**Exercise aim**
Pull out every line below that contains the word "base".

**Figure content listings**

_ _ _

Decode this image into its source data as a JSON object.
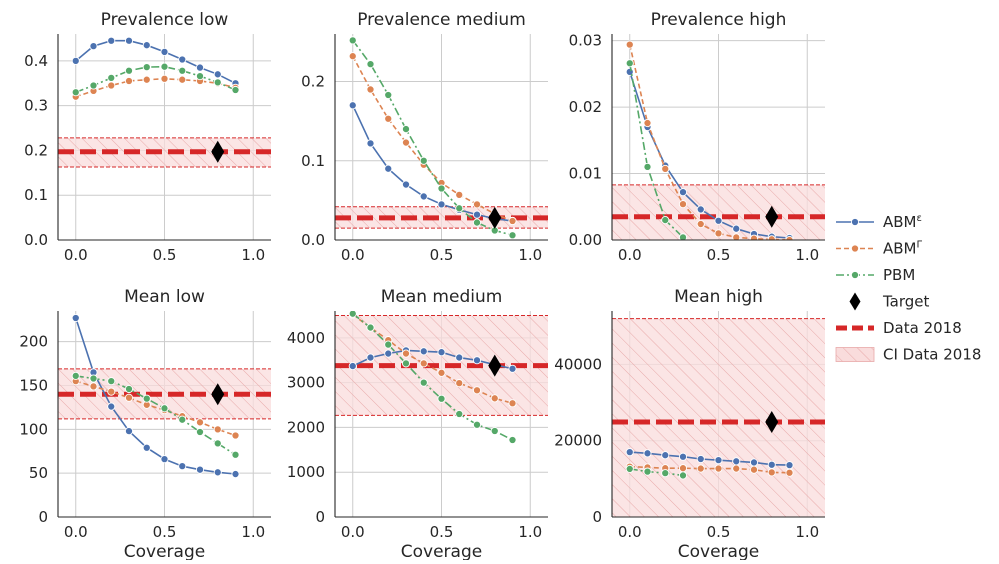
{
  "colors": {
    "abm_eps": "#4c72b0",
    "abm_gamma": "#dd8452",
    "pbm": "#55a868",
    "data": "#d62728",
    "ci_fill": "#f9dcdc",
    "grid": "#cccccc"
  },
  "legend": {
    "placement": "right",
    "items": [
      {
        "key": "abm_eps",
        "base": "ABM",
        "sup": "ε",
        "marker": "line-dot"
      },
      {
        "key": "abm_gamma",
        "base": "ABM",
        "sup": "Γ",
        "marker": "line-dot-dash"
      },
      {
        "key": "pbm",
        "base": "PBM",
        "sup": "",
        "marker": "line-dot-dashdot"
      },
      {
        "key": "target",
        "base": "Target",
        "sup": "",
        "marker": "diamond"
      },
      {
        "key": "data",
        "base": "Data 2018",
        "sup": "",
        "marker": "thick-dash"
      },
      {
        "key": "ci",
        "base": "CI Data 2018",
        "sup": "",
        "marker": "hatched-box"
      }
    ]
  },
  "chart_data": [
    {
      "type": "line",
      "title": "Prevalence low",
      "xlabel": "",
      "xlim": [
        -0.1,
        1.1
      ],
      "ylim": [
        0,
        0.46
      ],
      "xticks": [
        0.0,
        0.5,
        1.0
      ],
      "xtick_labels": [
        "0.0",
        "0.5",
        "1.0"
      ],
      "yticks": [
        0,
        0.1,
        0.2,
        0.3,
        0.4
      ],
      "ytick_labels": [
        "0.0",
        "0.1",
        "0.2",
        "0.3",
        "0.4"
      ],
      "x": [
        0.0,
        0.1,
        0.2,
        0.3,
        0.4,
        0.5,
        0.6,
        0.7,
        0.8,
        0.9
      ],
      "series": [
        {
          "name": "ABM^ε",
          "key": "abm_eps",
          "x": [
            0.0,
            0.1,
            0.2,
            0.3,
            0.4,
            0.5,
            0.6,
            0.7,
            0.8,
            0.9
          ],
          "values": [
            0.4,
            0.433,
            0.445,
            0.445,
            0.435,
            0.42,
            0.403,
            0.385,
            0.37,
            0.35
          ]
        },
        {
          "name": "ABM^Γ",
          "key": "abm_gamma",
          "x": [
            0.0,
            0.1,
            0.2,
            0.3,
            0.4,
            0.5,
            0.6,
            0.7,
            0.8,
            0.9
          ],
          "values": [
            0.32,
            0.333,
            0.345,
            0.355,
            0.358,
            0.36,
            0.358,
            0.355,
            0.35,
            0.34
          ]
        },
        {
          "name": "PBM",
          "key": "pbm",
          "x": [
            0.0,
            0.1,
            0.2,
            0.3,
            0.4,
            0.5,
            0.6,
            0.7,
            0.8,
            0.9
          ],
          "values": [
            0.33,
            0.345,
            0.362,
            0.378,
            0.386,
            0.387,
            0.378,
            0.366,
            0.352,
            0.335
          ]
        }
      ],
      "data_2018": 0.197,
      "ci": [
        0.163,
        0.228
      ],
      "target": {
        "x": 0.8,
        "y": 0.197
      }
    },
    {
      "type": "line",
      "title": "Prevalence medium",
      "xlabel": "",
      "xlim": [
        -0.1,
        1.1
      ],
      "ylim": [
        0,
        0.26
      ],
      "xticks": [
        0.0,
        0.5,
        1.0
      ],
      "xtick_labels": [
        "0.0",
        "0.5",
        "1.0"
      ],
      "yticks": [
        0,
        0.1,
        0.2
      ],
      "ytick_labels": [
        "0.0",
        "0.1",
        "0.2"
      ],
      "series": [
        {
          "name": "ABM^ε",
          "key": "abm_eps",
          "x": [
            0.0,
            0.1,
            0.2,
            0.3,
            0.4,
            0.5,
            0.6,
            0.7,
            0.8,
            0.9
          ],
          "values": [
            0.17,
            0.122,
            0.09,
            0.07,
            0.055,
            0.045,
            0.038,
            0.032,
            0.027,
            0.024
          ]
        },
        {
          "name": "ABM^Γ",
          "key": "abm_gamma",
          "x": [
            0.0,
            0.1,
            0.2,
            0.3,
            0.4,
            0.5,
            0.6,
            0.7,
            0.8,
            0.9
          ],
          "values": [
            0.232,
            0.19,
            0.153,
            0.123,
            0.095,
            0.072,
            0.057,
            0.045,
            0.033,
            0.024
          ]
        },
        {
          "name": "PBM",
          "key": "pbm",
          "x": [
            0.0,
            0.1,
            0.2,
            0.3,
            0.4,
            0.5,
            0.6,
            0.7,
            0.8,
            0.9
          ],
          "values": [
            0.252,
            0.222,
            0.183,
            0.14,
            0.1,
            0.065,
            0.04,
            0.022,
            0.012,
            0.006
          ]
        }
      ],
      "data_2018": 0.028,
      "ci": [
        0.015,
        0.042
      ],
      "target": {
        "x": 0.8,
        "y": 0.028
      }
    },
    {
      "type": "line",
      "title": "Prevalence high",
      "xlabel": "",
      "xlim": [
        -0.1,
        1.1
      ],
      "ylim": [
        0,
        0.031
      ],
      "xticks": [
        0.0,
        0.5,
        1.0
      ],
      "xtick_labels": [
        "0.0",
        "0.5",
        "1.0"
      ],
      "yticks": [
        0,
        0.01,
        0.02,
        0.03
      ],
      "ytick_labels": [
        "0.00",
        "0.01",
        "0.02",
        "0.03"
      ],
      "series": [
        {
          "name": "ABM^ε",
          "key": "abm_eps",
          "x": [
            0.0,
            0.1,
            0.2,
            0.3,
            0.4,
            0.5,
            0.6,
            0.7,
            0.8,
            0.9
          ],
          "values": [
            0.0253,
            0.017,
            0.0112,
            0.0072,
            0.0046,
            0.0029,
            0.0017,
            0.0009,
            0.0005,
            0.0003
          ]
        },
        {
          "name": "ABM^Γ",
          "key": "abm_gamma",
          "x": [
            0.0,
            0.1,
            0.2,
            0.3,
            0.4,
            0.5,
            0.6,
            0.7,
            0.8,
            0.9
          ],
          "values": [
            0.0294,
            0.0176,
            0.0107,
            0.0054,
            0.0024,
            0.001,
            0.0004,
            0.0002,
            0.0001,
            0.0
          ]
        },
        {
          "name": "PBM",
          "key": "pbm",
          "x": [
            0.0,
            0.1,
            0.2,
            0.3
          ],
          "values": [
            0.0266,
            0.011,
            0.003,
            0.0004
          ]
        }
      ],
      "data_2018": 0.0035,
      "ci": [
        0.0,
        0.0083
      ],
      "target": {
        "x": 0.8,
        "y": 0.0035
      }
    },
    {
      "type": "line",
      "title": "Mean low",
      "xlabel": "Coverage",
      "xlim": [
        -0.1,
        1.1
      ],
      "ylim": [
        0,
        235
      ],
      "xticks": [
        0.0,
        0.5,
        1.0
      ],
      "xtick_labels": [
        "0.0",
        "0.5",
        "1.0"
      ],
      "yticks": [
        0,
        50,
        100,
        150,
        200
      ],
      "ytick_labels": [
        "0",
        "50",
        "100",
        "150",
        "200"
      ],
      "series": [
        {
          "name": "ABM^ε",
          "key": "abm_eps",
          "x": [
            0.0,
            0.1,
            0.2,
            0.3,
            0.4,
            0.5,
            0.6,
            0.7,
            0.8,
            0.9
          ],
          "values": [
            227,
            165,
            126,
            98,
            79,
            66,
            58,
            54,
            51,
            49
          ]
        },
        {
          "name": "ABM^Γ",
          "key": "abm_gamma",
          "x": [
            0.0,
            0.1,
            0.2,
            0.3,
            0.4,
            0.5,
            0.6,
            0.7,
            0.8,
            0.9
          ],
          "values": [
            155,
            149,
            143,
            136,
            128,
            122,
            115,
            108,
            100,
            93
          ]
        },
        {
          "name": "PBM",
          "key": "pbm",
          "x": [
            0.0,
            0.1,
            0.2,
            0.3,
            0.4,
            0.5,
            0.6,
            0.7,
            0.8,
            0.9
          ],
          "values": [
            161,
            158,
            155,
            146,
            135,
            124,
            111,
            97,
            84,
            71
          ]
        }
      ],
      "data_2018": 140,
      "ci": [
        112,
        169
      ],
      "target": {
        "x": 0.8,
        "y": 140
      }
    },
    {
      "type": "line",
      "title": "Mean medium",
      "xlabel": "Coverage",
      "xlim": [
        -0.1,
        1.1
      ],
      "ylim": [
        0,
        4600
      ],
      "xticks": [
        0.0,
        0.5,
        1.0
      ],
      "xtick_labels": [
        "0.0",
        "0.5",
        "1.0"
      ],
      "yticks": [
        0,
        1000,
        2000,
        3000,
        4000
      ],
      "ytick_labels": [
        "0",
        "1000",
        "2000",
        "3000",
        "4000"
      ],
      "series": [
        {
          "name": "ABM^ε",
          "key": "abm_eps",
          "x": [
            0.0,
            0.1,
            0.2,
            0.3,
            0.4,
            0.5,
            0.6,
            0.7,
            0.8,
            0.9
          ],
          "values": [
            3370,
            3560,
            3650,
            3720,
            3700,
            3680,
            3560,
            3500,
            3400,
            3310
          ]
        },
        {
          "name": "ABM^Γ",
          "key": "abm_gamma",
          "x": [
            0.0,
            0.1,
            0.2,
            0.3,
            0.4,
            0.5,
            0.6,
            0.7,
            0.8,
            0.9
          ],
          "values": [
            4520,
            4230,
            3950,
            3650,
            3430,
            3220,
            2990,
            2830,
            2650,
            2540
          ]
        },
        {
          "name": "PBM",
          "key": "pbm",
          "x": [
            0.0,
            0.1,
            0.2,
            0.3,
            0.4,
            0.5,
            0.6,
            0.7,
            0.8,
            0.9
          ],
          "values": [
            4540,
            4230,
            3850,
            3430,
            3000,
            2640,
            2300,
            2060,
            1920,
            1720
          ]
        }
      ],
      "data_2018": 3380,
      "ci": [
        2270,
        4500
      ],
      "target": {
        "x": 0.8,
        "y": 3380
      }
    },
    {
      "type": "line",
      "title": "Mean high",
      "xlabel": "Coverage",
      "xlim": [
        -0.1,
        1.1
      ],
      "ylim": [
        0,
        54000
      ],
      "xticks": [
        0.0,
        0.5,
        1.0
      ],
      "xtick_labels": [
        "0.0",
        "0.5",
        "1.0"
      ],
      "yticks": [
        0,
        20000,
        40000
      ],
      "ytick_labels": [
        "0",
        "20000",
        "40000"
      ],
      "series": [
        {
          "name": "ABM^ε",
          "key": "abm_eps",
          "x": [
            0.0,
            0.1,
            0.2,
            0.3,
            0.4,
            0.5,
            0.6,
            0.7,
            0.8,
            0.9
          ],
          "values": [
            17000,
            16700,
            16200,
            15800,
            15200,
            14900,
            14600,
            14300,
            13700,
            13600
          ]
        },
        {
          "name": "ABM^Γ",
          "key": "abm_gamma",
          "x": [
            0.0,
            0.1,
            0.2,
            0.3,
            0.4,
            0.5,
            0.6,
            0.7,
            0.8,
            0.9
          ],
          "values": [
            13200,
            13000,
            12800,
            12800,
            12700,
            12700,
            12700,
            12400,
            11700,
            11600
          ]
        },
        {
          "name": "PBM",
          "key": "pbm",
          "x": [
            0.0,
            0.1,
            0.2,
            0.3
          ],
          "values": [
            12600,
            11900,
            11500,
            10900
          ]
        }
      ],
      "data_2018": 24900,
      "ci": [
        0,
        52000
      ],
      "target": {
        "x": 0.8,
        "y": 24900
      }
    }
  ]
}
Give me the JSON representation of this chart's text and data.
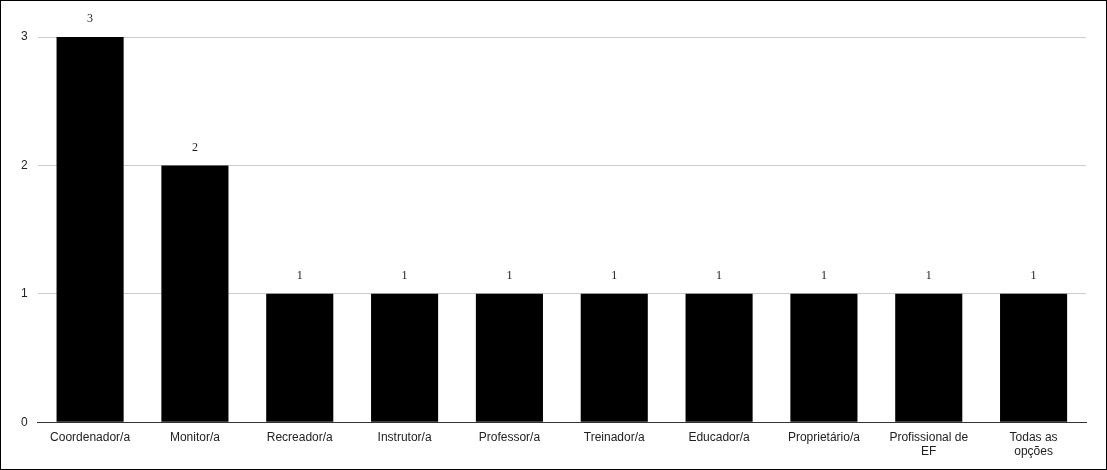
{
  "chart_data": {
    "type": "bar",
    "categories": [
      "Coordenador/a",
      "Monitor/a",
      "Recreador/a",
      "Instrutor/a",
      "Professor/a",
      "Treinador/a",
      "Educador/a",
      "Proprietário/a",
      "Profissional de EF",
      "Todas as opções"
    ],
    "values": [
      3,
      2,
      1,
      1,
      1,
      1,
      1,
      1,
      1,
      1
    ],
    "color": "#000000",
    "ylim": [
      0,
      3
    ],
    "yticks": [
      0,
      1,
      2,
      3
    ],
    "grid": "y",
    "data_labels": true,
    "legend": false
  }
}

_ _ _

**Result below**
        "base": "ABM",
        "base": "ABM",
        "base": "PBM",
        "base": "Target",
        "base": "Data 2018",
        "base": "CI Data 2018",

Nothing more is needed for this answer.